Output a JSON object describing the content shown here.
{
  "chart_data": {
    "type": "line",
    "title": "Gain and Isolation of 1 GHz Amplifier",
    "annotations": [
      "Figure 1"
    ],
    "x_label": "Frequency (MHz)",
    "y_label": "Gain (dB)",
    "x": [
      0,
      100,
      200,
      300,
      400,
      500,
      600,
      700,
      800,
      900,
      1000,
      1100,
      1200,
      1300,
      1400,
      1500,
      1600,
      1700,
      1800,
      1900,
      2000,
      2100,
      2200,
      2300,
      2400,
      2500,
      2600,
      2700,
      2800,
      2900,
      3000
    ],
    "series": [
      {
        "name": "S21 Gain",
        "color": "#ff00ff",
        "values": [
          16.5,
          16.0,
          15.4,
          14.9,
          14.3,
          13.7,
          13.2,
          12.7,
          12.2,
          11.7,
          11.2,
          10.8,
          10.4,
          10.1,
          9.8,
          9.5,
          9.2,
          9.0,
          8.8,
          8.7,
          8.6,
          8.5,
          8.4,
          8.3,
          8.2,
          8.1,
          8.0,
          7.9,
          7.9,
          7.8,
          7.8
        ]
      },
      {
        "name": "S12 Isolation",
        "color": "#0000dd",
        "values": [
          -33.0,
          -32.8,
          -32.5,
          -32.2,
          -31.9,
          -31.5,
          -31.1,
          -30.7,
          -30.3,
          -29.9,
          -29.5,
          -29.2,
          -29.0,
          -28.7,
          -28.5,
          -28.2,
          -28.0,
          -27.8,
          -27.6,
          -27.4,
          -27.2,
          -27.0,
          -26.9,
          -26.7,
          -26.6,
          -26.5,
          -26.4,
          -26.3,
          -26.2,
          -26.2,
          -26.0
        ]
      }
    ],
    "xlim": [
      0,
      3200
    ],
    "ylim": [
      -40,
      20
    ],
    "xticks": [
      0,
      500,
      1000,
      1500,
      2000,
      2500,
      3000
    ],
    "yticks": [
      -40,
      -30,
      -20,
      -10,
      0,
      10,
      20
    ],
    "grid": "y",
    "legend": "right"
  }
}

- - -

● Goal of the exercise: Output all of the data again. Match it exactly.

● The solution:
Output a JSON object describing the content shown here.
{
  "chart_data": {
    "type": "line",
    "title": "Gain and Isolation of 1 GHz Amplifier",
    "annotations": [
      "Figure 1"
    ],
    "x_label": "Frequency (MHz)",
    "y_label": "Gain (dB)",
    "x": [
      0,
      100,
      200,
      300,
      400,
      500,
      600,
      700,
      800,
      900,
      1000,
      1100,
      1200,
      1300,
      1400,
      1500,
      1600,
      1700,
      1800,
      1900,
      2000,
      2100,
      2200,
      2300,
      2400,
      2500,
      2600,
      2700,
      2800,
      2900,
      3000
    ],
    "series": [
      {
        "name": "S21 Gain",
        "color": "#ff00ff",
        "values": [
          16.5,
          16.0,
          15.4,
          14.9,
          14.3,
          13.7,
          13.2,
          12.7,
          12.2,
          11.7,
          11.2,
          10.8,
          10.4,
          10.1,
          9.8,
          9.5,
          9.2,
          9.0,
          8.8,
          8.7,
          8.6,
          8.5,
          8.4,
          8.3,
          8.2,
          8.1,
          8.0,
          7.9,
          7.9,
          7.8,
          7.8
        ]
      },
      {
        "name": "S12 Isolation",
        "color": "#0000dd",
        "values": [
          -33.0,
          -32.8,
          -32.5,
          -32.2,
          -31.9,
          -31.5,
          -31.1,
          -30.7,
          -30.3,
          -29.9,
          -29.5,
          -29.2,
          -29.0,
          -28.7,
          -28.5,
          -28.2,
          -28.0,
          -27.8,
          -27.6,
          -27.4,
          -27.2,
          -27.0,
          -26.9,
          -26.7,
          -26.6,
          -26.5,
          -26.4,
          -26.3,
          -26.2,
          -26.2,
          -26.0
        ]
      }
    ],
    "xlim": [
      0,
      3200
    ],
    "ylim": [
      -40,
      20
    ],
    "xticks": [
      0,
      500,
      1000,
      1500,
      2000,
      2500,
      3000
    ],
    "yticks": [
      -40,
      -30,
      -20,
      -10,
      0,
      10,
      20
    ],
    "grid": "y",
    "legend": "right"
  }
}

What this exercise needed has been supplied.